Record extracts
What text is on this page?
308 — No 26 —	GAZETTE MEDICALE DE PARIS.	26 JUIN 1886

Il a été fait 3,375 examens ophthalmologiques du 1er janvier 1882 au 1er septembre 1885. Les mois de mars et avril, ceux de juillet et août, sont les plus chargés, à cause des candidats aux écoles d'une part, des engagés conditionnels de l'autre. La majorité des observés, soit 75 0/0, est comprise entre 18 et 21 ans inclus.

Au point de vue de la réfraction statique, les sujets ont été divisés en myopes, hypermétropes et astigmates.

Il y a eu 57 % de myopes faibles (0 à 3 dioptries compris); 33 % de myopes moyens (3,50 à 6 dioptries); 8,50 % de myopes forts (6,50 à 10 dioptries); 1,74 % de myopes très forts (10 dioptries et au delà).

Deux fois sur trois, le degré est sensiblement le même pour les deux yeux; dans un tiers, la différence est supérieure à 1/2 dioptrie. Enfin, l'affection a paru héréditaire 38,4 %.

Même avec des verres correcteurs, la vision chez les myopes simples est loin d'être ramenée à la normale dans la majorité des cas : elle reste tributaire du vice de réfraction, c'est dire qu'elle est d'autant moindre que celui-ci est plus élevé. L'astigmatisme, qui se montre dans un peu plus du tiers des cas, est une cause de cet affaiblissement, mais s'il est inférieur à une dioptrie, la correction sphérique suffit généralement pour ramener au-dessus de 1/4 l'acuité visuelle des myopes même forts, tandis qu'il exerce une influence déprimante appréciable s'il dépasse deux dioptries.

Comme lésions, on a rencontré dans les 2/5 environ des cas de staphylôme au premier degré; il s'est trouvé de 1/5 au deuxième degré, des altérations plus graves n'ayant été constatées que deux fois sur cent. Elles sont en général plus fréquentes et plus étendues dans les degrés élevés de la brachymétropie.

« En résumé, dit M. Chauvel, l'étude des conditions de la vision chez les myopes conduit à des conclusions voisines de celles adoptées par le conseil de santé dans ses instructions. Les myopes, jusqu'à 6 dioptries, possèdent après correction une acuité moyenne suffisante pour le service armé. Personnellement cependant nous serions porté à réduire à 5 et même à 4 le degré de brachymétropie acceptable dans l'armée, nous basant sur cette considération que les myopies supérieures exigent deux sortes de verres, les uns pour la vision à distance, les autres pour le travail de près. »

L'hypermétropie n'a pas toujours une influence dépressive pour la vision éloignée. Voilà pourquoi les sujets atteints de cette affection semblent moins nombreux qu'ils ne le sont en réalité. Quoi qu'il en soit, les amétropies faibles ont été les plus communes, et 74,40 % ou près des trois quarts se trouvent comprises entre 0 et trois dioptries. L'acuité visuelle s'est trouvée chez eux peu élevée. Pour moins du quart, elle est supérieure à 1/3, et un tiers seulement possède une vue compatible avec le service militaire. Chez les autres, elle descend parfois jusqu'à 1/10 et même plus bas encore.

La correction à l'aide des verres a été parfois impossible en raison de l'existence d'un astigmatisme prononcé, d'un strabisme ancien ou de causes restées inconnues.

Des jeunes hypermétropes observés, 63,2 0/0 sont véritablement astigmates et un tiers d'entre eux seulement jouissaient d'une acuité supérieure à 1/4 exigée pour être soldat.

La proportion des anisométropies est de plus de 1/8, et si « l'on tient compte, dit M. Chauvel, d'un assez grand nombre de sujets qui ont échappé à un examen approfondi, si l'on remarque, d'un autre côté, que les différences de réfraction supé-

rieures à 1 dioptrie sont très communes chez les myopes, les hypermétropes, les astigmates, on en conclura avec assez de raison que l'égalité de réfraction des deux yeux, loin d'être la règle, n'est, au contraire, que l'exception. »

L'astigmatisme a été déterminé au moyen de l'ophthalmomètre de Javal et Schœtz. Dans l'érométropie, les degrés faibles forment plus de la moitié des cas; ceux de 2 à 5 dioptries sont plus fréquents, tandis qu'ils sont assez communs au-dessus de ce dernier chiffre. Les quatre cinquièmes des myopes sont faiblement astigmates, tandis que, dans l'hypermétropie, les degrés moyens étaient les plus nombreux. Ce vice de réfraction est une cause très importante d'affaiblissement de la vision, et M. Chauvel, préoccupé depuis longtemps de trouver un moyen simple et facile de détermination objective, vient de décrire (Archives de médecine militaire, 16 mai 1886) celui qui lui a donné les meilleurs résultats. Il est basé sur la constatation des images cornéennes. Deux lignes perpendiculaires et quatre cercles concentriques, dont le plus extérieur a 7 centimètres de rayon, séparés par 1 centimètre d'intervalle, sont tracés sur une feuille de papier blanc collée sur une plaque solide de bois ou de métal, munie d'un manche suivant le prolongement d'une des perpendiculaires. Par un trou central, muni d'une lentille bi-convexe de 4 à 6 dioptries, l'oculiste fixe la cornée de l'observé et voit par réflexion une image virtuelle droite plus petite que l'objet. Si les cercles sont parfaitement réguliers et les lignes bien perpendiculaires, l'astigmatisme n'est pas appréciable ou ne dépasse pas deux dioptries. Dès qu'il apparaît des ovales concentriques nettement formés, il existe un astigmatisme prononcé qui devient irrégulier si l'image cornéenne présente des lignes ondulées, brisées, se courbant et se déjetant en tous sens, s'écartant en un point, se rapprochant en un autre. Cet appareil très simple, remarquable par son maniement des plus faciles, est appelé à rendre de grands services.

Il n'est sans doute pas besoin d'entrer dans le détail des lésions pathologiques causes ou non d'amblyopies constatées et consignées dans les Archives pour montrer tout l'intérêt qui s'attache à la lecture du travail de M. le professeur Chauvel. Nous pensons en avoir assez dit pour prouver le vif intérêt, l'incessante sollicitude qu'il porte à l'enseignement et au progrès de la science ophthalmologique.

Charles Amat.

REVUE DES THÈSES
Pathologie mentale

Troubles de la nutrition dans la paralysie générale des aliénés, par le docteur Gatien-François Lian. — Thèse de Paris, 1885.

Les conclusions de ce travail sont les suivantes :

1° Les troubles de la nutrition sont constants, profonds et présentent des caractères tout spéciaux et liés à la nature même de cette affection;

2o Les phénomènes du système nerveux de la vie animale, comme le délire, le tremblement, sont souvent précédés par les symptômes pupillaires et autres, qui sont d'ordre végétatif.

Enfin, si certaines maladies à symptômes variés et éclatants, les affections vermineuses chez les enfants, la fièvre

Written problem
Go through the records and pull out each line that includes the word "symptômes".

Exercise result
2o Les phénomènes du système nerveux de la vie animale, comme le délire, le tremblement, sont souvent précédés par les symptômes pupillaires et autres, qui sont d'ordre végétatif.
Enfin, si certaines maladies à symptômes variés et éclatants, les affections vermineuses chez les enfants, la fièvre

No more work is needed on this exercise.